Directions for this task: Locate each line with the string "Трансмаш" in the listing below and copy it.

Data listing:
=-=-=

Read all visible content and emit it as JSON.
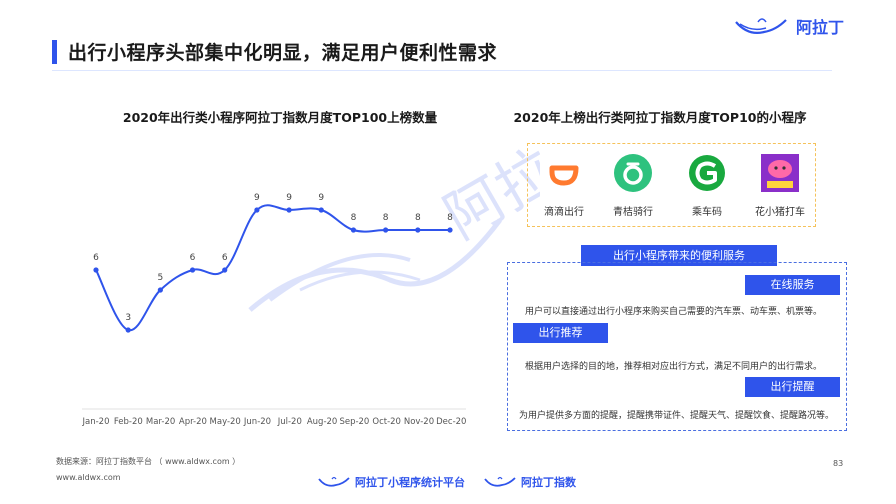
{
  "header": {
    "title": "出行小程序头部集中化明显，满足用户便利性需求",
    "logo_text": "阿拉丁"
  },
  "left_chart_title": "2020年出行类小程序阿拉丁指数月度TOP100上榜数量",
  "chart_data": {
    "type": "line",
    "title": "2020年出行类小程序阿拉丁指数月度TOP100上榜数量",
    "categories": [
      "Jan-20",
      "Feb-20",
      "Mar-20",
      "Apr-20",
      "May-20",
      "Jun-20",
      "Jul-20",
      "Aug-20",
      "Sep-20",
      "Oct-20",
      "Nov-20",
      "Dec-20"
    ],
    "series": [
      {
        "values": [
          6,
          3,
          5,
          6,
          6,
          9,
          9,
          9,
          8,
          8,
          8,
          8
        ]
      }
    ],
    "ylim": [
      0,
      11
    ],
    "color": "#2f54eb",
    "grid": false,
    "data_labels": true
  },
  "right_title": "2020年上榜出行类阿拉丁指数月度TOP10的小程序",
  "apps": [
    {
      "name": "滴滴出行",
      "icon": "didi-icon",
      "color": "#ff7a2f"
    },
    {
      "name": "青桔骑行",
      "icon": "qingju-icon",
      "color": "#2ec27e"
    },
    {
      "name": "乘车码",
      "icon": "ride-code-icon",
      "color": "#19a93f"
    },
    {
      "name": "花小猪打车",
      "icon": "huaxiaozhu-icon",
      "color": "#e8358a"
    }
  ],
  "services": {
    "header": "出行小程序带来的便利服务",
    "items": [
      {
        "tag": "在线服务",
        "text": "用户可以直接通过出行小程序来购买自己需要的汽车票、动车票、机票等。"
      },
      {
        "tag": "出行推荐",
        "text": "根据用户选择的目的地，推荐相对应出行方式，满足不同用户的出行需求。"
      },
      {
        "tag": "出行提醒",
        "text": "为用户提供多方面的提醒，提醒携带证件、提醒天气、提醒饮食、提醒路况等。"
      }
    ]
  },
  "footer": {
    "source": "数据来源：阿拉丁指数平台 （ www.aldwx.com ）",
    "site": "www.aldwx.com",
    "page": "83",
    "brand_left": "阿拉丁小程序统计平台",
    "brand_right": "阿拉丁指数"
  },
  "watermark_text": "阿拉丁"
}
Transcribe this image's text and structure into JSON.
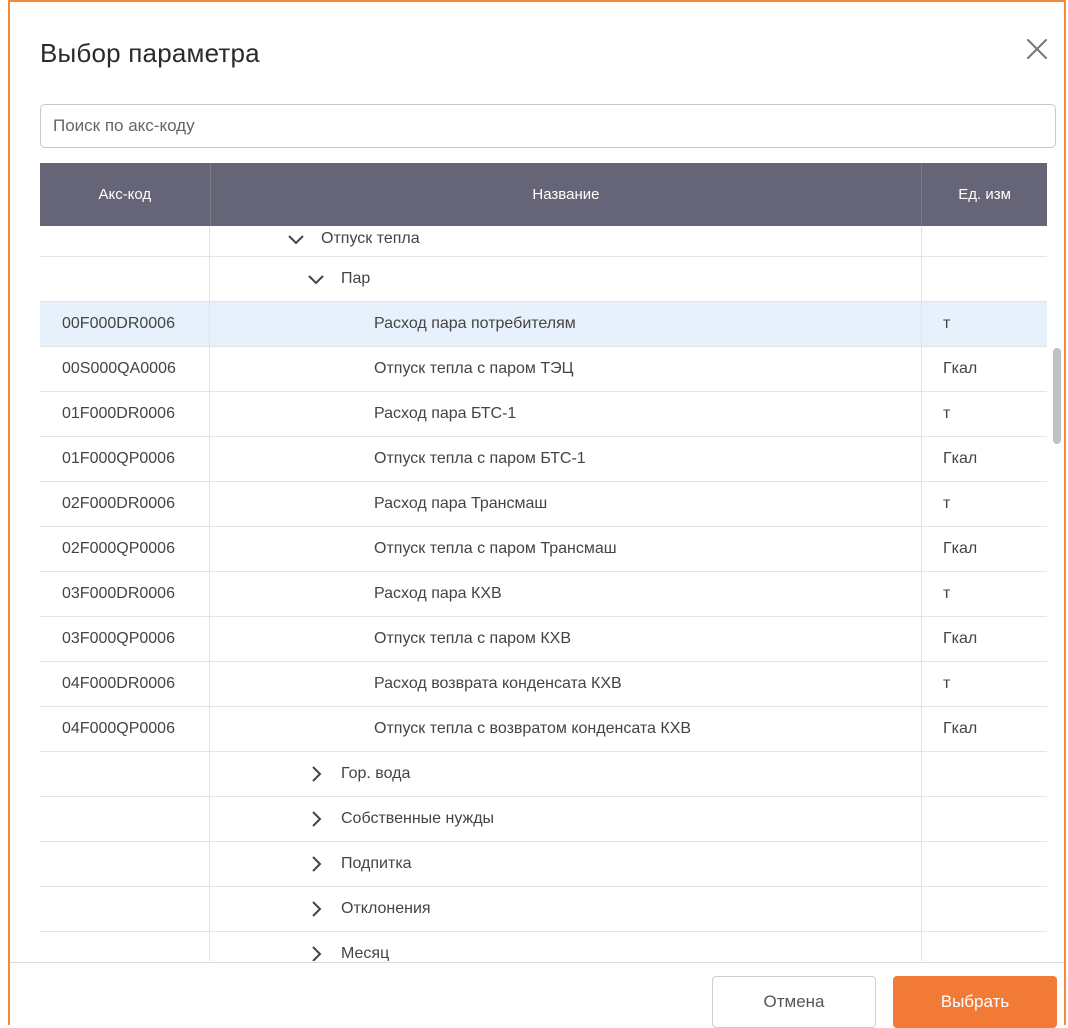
{
  "dialog": {
    "title": "Выбор параметра",
    "close_icon": "close-icon"
  },
  "search": {
    "placeholder": "Поиск по акс-коду",
    "value": ""
  },
  "table": {
    "headers": [
      "Акс-код",
      "Название",
      "Ед. изм"
    ],
    "rows": [
      {
        "code": "",
        "name": "Отпуск тепла",
        "unit": "",
        "level": 1,
        "expander": "expanded"
      },
      {
        "code": "",
        "name": "Пар",
        "unit": "",
        "level": 2,
        "expander": "expanded"
      },
      {
        "code": "00F000DR0006",
        "name": "Расход пара потребителям",
        "unit": "т",
        "level": 3,
        "selected": true
      },
      {
        "code": "00S000QA0006",
        "name": "Отпуск тепла с паром ТЭЦ",
        "unit": "Гкал",
        "level": 3
      },
      {
        "code": "01F000DR0006",
        "name": "Расход пара БТС-1",
        "unit": "т",
        "level": 3
      },
      {
        "code": "01F000QP0006",
        "name": "Отпуск тепла с паром БТС-1",
        "unit": "Гкал",
        "level": 3
      },
      {
        "code": "02F000DR0006",
        "name": "Расход пара Трансмаш",
        "unit": "т",
        "level": 3
      },
      {
        "code": "02F000QP0006",
        "name": "Отпуск тепла с паром Трансмаш",
        "unit": "Гкал",
        "level": 3
      },
      {
        "code": "03F000DR0006",
        "name": "Расход пара КХВ",
        "unit": "т",
        "level": 3
      },
      {
        "code": "03F000QP0006",
        "name": "Отпуск тепла с паром КХВ",
        "unit": "Гкал",
        "level": 3
      },
      {
        "code": "04F000DR0006",
        "name": "Расход возврата конденсата КХВ",
        "unit": "т",
        "level": 3
      },
      {
        "code": "04F000QP0006",
        "name": "Отпуск тепла с возвратом конденсата КХВ",
        "unit": "Гкал",
        "level": 3
      },
      {
        "code": "",
        "name": "Гор. вода",
        "unit": "",
        "level": 2,
        "expander": "collapsed"
      },
      {
        "code": "",
        "name": "Собственные нужды",
        "unit": "",
        "level": 2,
        "expander": "collapsed"
      },
      {
        "code": "",
        "name": "Подпитка",
        "unit": "",
        "level": 2,
        "expander": "collapsed"
      },
      {
        "code": "",
        "name": "Отклонения",
        "unit": "",
        "level": 2,
        "expander": "collapsed"
      },
      {
        "code": "",
        "name": "Месяц",
        "unit": "",
        "level": 2,
        "expander": "collapsed"
      }
    ]
  },
  "footer": {
    "cancel_label": "Отмена",
    "ok_label": "Выбрать"
  },
  "colors": {
    "accent": "#f07a36",
    "header_bg": "#656577",
    "selected_row": "#e6f1fb"
  }
}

=-=-=

Answer to the task:
        "name": "Расход пара Трансмаш",
        "name": "Отпуск тепла с паром Трансмаш",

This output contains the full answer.